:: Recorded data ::
###

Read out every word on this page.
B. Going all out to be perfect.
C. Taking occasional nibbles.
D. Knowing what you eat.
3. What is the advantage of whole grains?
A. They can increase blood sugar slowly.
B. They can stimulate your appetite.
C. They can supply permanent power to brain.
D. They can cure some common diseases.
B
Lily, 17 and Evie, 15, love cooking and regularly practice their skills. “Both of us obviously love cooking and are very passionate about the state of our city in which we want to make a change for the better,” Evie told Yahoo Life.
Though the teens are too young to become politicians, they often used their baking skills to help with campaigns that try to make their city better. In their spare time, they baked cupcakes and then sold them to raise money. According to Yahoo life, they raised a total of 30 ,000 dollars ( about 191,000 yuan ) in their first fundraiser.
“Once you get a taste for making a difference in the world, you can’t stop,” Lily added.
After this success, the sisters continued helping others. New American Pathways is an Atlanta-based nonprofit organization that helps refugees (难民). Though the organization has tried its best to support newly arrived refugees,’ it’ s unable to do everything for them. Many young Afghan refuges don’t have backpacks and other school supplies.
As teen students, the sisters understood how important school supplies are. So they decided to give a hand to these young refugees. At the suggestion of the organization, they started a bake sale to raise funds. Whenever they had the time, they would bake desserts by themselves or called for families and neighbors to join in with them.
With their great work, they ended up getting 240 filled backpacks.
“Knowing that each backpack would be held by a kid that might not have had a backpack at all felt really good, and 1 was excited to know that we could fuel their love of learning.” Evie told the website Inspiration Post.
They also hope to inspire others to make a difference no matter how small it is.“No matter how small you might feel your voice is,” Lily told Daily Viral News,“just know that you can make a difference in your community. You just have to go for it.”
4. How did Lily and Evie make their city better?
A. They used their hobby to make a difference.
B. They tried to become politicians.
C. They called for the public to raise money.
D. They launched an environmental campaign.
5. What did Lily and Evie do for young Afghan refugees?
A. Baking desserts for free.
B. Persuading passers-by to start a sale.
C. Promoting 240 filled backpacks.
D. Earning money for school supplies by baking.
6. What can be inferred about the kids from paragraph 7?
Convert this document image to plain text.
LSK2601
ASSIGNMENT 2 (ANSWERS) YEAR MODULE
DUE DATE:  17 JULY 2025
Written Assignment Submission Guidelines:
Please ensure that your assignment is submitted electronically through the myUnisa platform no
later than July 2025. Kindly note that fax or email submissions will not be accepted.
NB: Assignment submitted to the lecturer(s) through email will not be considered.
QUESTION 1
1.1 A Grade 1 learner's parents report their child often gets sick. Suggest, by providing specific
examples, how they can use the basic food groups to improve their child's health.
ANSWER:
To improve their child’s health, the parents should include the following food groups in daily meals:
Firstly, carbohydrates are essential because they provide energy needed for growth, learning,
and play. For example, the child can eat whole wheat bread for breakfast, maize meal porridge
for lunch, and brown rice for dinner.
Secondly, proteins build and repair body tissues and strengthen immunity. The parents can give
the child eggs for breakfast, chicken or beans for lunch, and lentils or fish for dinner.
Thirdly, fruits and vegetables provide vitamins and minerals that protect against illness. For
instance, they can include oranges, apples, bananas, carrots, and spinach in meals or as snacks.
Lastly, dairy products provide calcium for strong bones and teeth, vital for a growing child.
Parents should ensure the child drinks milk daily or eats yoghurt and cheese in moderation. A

###

:: WHAT THE EXERCISE ASKS ::
Show every line in the entries where the string "told" occurs.

:: TASK OUTPUT ::
Lily, 17 and Evie, 15, love cooking and regularly practice their skills. “Both of us obviously love cooking and are very passionate about the state of our city in which we want to make a change for the better,” Evie told Yahoo Life.
“Knowing that each backpack would be held by a kid that might not have had a backpack at all felt really good, and 1 was excited to know that we could fuel their love of learning.” Evie told the website Inspiration Post.
They also hope to inspire others to make a difference no matter how small it is.“No matter how small you might feel your voice is,” Lily told Daily Viral News,“just know that you can make a difference in your community. You just have to go for it.”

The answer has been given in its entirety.